About this exercise: From top to bottom, return the records that follow exactly.

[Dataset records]
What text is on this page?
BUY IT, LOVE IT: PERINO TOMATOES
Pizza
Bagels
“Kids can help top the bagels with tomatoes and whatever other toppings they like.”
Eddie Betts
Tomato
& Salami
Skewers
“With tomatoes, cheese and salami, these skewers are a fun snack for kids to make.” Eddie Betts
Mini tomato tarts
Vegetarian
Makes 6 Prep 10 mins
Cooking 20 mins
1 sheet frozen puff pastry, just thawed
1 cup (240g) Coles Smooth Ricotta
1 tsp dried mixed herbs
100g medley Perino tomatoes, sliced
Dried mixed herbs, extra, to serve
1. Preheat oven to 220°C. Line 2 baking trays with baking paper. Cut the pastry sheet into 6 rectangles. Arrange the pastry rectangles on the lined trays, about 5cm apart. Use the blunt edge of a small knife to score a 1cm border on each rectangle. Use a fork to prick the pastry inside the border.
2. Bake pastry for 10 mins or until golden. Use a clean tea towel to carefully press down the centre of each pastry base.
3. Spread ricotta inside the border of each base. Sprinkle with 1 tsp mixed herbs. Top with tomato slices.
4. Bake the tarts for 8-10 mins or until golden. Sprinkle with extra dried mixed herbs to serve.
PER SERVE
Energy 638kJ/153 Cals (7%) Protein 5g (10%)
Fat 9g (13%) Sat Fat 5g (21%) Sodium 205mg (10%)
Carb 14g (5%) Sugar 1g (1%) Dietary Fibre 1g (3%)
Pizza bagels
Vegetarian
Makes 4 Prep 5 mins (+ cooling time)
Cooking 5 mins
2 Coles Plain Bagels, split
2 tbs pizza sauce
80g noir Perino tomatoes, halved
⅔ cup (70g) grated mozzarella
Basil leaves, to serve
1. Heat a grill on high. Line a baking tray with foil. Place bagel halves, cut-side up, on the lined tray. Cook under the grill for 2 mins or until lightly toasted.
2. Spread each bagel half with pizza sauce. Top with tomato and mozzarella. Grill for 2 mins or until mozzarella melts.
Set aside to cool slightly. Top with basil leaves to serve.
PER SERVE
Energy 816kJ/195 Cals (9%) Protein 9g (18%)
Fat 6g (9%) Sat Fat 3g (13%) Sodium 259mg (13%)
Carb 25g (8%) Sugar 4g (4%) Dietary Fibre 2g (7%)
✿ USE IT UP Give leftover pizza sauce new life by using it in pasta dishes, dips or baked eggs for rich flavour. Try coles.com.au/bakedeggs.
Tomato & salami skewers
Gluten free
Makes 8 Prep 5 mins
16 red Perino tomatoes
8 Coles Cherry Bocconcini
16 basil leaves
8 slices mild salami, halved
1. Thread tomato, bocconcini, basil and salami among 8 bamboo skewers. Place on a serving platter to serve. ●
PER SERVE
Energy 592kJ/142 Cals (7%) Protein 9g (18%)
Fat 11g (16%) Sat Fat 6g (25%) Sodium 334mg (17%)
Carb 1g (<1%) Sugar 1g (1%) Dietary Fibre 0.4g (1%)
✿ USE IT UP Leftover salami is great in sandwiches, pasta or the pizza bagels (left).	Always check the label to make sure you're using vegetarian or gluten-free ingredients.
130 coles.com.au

Output below:
What text is on this page?
BUY IT, LOVE IT: PERINO TOMATOES
Pizza
Bagels
“Kids can help top the bagels with tomatoes and whatever other toppings they like.”
Eddie Betts
Tomato
& Salami
Skewers
“With tomatoes, cheese and salami, these skewers are a fun snack for kids to make.” Eddie Betts
Mini tomato tarts
Vegetarian
Makes 6 Prep 10 mins
Cooking 20 mins
1 sheet frozen puff pastry, just thawed
1 cup (240g) Coles Smooth Ricotta
1 tsp dried mixed herbs
100g medley Perino tomatoes, sliced
Dried mixed herbs, extra, to serve
1. Preheat oven to 220°C. Line 2 baking trays with baking paper. Cut the pastry sheet into 6 rectangles. Arrange the pastry rectangles on the lined trays, about 5cm apart. Use the blunt edge of a small knife to score a 1cm border on each rectangle. Use a fork to prick the pastry inside the border.
2. Bake pastry for 10 mins or until golden. Use a clean tea towel to carefully press down the centre of each pastry base.
3. Spread ricotta inside the border of each base. Sprinkle with 1 tsp mixed herbs. Top with tomato slices.
4. Bake the tarts for 8-10 mins or until golden. Sprinkle with extra dried mixed herbs to serve.
PER SERVE
Energy 638kJ/153 Cals (7%) Protein 5g (10%)
Fat 9g (13%) Sat Fat 5g (21%) Sodium 205mg (10%)
Carb 14g (5%) Sugar 1g (1%) Dietary Fibre 1g (3%)
Pizza bagels
Vegetarian
Makes 4 Prep 5 mins (+ cooling time)
Cooking 5 mins
2 Coles Plain Bagels, split
2 tbs pizza sauce
80g noir Perino tomatoes, halved
⅔ cup (70g) grated mozzarella
Basil leaves, to serve
1. Heat a grill on high. Line a baking tray with foil. Place bagel halves, cut-side up, on the lined tray. Cook under the grill for 2 mins or until lightly toasted.
2. Spread each bagel half with pizza sauce. Top with tomato and mozzarella. Grill for 2 mins or until mozzarella melts.
Set aside to cool slightly. Top with basil leaves to serve.
PER SERVE
Energy 816kJ/195 Cals (9%) Protein 9g (18%)
Fat 6g (9%) Sat Fat 3g (13%) Sodium 259mg (13%)
Carb 25g (8%) Sugar 4g (4%) Dietary Fibre 2g (7%)
✿ USE IT UP Give leftover pizza sauce new life by using it in pasta dishes, dips or baked eggs for rich flavour. Try coles.com.au/bakedeggs.
Tomato & salami skewers
Gluten free
Makes 8 Prep 5 mins
16 red Perino tomatoes
8 Coles Cherry Bocconcini
16 basil leaves
8 slices mild salami, halved
1. Thread tomato, bocconcini, basil and salami among 8 bamboo skewers. Place on a serving platter to serve. ●
PER SERVE
Energy 592kJ/142 Cals (7%) Protein 9g (18%)
Fat 11g (16%) Sat Fat 6g (25%) Sodium 334mg (17%)
Carb 1g (<1%) Sugar 1g (1%) Dietary Fibre 0.4g (1%)
✿ USE IT UP Leftover salami is great in sandwiches, pasta or the pizza bagels (left).	Always check the label to make sure you're using vegetarian or gluten-free ingredients.
130 coles.com.au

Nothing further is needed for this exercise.